• Input data:
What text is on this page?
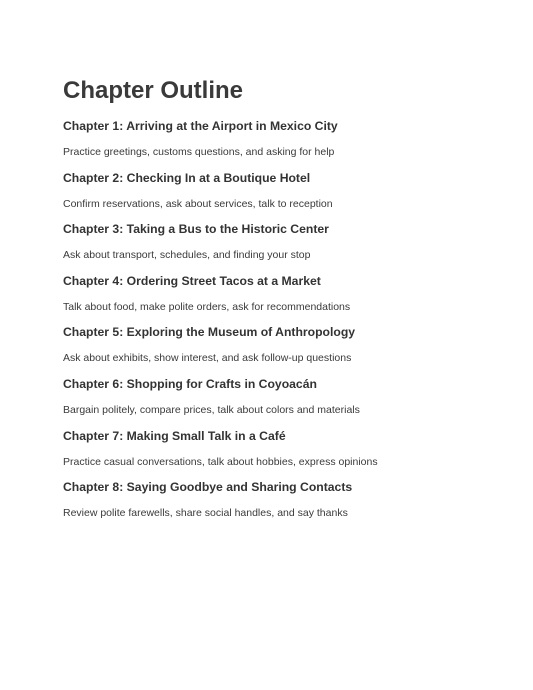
Chapter Outline
Chapter 1: Arriving at the Airport in Mexico City
Practice greetings, customs questions, and asking for help
Chapter 2: Checking In at a Boutique Hotel
Confirm reservations, ask about services, talk to reception
Chapter 3: Taking a Bus to the Historic Center
Ask about transport, schedules, and finding your stop
Chapter 4: Ordering Street Tacos at a Market
Talk about food, make polite orders, ask for recommendations
Chapter 5: Exploring the Museum of Anthropology
Ask about exhibits, show interest, and ask follow-up questions
Chapter 6: Shopping for Crafts in Coyoacán
Bargain politely, compare prices, talk about colors and materials
Chapter 7: Making Small Talk in a Café
Practice casual conversations, talk about hobbies, express opinions
Chapter 8: Saying Goodbye and Sharing Contacts
Review polite farewells, share social handles, and say thanks
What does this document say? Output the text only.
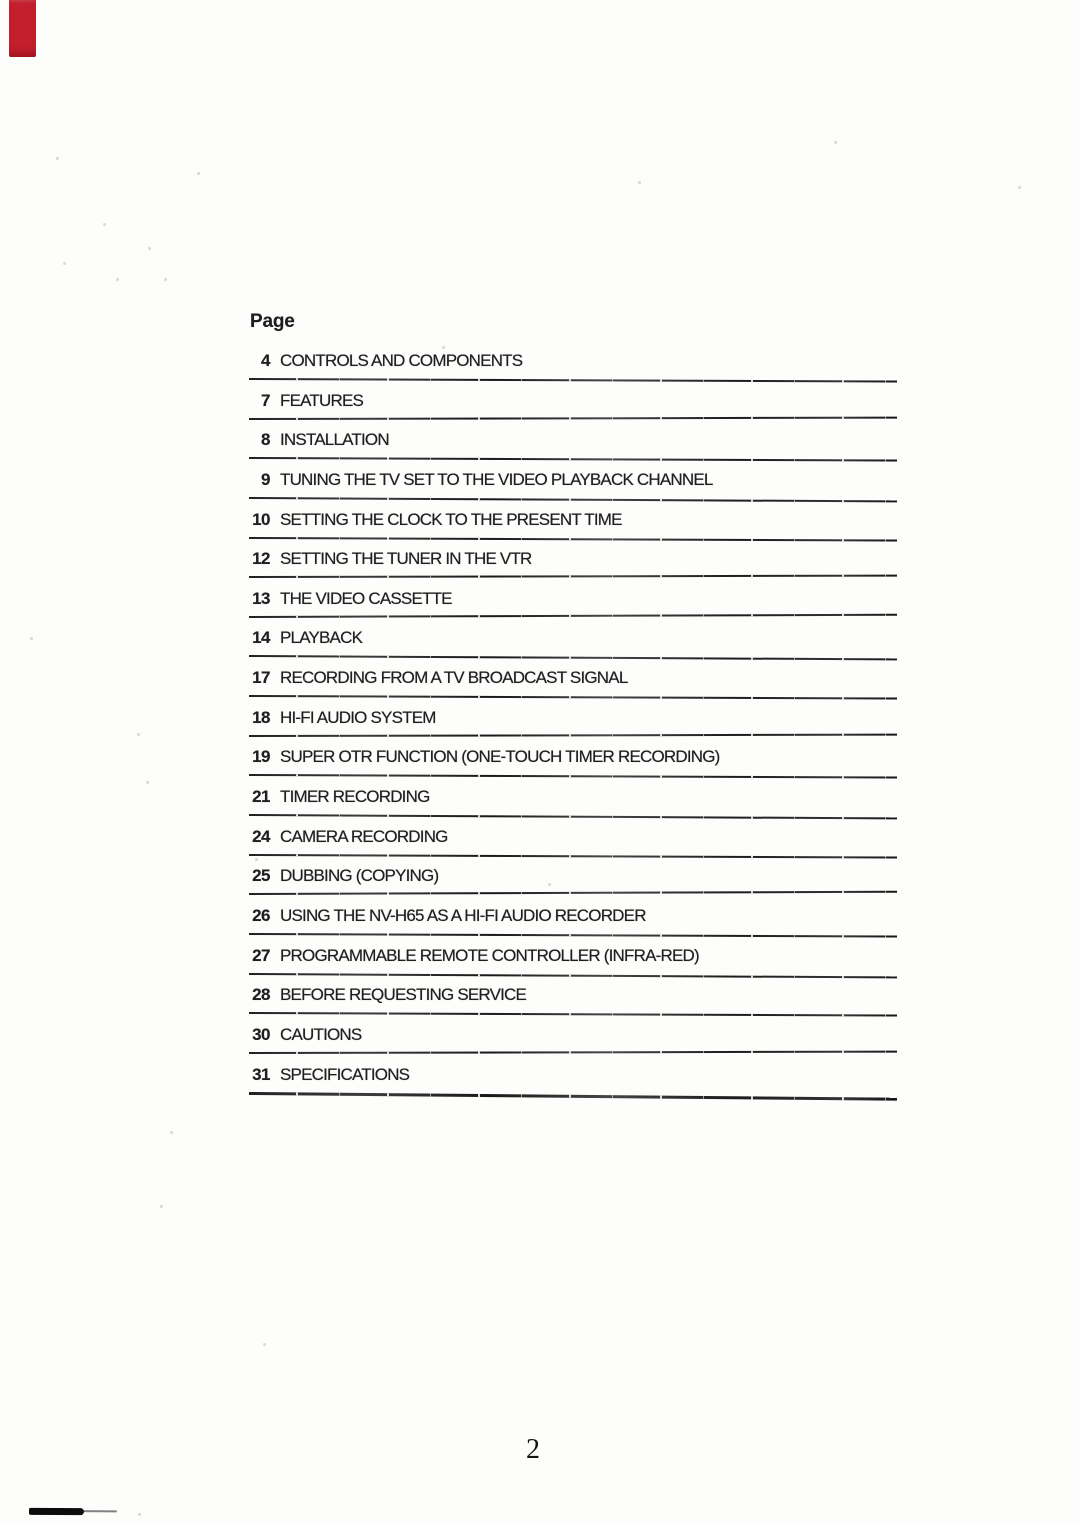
Page
4 CONTROLS AND COMPONENTS
7 FEATURES
8 INSTALLATION
9 TUNING THE TV SET TO THE VIDEO PLAYBACK CHANNEL
10 SETTING THE CLOCK TO THE PRESENT TIME
12 SETTING THE TUNER IN THE VTR
13 THE VIDEO CASSETTE
14 PLAYBACK
17 RECORDING FROM A TV BROADCAST SIGNAL
18 HI-FI AUDIO SYSTEM
19 SUPER OTR FUNCTION (ONE-TOUCH TIMER RECORDING)
21 TIMER RECORDING
24 CAMERA RECORDING
25 DUBBING (COPYING)
26 USING THE NV-H65 AS A HI-FI AUDIO RECORDER
27 PROGRAMMABLE REMOTE CONTROLLER (INFRA-RED)
28 BEFORE REQUESTING SERVICE
30 CAUTIONS
31 SPECIFICATIONS
2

• Task instructions: With the pictures left out, please output each line from the one containing "What does this" through the end of the entries, exactly as it is.

• In response:
What does this document say? Output the text only.
Page
4 CONTROLS AND COMPONENTS
7 FEATURES
8 INSTALLATION
9 TUNING THE TV SET TO THE VIDEO PLAYBACK CHANNEL
10 SETTING THE CLOCK TO THE PRESENT TIME
12 SETTING THE TUNER IN THE VTR
13 THE VIDEO CASSETTE
14 PLAYBACK
17 RECORDING FROM A TV BROADCAST SIGNAL
18 HI-FI AUDIO SYSTEM
19 SUPER OTR FUNCTION (ONE-TOUCH TIMER RECORDING)
21 TIMER RECORDING
24 CAMERA RECORDING
25 DUBBING (COPYING)
26 USING THE NV-H65 AS A HI-FI AUDIO RECORDER
27 PROGRAMMABLE REMOTE CONTROLLER (INFRA-RED)
28 BEFORE REQUESTING SERVICE
30 CAUTIONS
31 SPECIFICATIONS
2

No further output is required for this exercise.